EXERCISE BRIEF:
Here are some records; copy every line that holds the word "modules".

[Stored data entries]
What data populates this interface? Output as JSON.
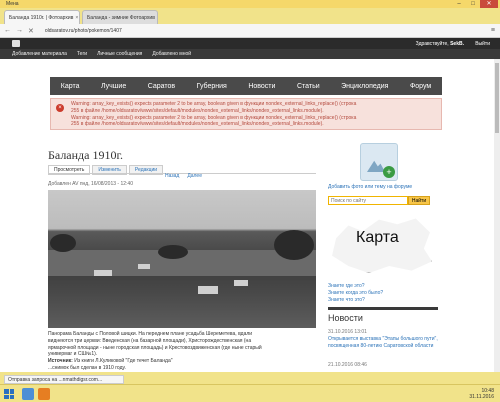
{
  "window": {
    "app_name": "Мена"
  },
  "tabs": [
    {
      "label": "Баланда 1910г. | Фотоархив",
      "active": true
    },
    {
      "label": "Баланда - зимние Фотоархив",
      "active": false
    }
  ],
  "addressbar": {
    "url": "oldsaratov.ru/photo/pokemon/1407"
  },
  "topbar": {
    "greeting": "Здравствуйте,",
    "user": "SekB.",
    "logout": "Выйти"
  },
  "adminbar": {
    "items": [
      "Добавление материала",
      "Теги",
      "Личные сообщения",
      "Добавлено мной"
    ]
  },
  "mainnav": {
    "items": [
      "Карта",
      "Лучшие",
      "Саратов",
      "Губерния",
      "Новости",
      "Статьи",
      "Энциклопедия",
      "Форум"
    ]
  },
  "warning": {
    "lines": [
      "Warning: array_key_exists() expects parameter 2 to be array, boolean given в функции nondex_external_links_replace() (строка",
      "255 в файле /home/oldsaratov/www/sites/default/modules/nondex_external_links/nondex_external_links.module).",
      "Warning: array_key_exists() expects parameter 2 to be array, boolean given в функции nondex_external_links_replace() (строка",
      "255 в файле /home/oldsaratov/www/sites/default/modules/nondex_external_links/nondex_external_links.module)."
    ]
  },
  "page": {
    "title": "Баланда 1910г.",
    "tabs": [
      "Просмотреть",
      "Изменить",
      "Редакции"
    ],
    "pager": {
      "prev": "Назад",
      "next": "Далее"
    },
    "meta": "Добавлен AV пнд, 16/08/2013 - 12:40",
    "caption": {
      "line1": "Панорама Баланды с Половой шицки. На переднем плане усадьба Шереметева, вдали",
      "line2": "виднеются три церкви: Введенская (на базарной площади), Христорождественская (на",
      "line3": "ярмарочной площади - ныне городская площадь) и Крестовоздвиженская (где ныне старый",
      "line4": "универмаг и СШ№1).",
      "source_label": "Источник:",
      "source_text": "Из книги Л.Куликовой \"Где течет Баланда\"",
      "line6": "...снимок был сделан в 1910 году."
    }
  },
  "sidebar": {
    "add_photo_link": "Добавить фото или тему на форуме",
    "search_placeholder": "Поиск по сайту",
    "search_button": "Найти",
    "map_label": "Карта",
    "quick_links": [
      "Знаете где это?",
      "Знаете когда это было?",
      "Знаете что это?"
    ],
    "news_heading": "Новости",
    "news": [
      {
        "date": "31.10.2016 13:01",
        "title": "Открывается выставка \"Этапы большого пути\", посвященная 80-летию Саратовской области"
      },
      {
        "date": "21.10.2016 08:46",
        "title": ""
      }
    ]
  },
  "status": {
    "text": "Отправка запроса на ...nmathdigsr.com..."
  },
  "clock": {
    "time": "10:48",
    "date": "31.11.2016"
  }
}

TASK RESPONSE:
      "255 в файле /home/oldsaratov/www/sites/default/modules/nondex_external_links/nondex_external_links.module).",
      "255 в файле /home/oldsaratov/www/sites/default/modules/nondex_external_links/nondex_external_links.module)."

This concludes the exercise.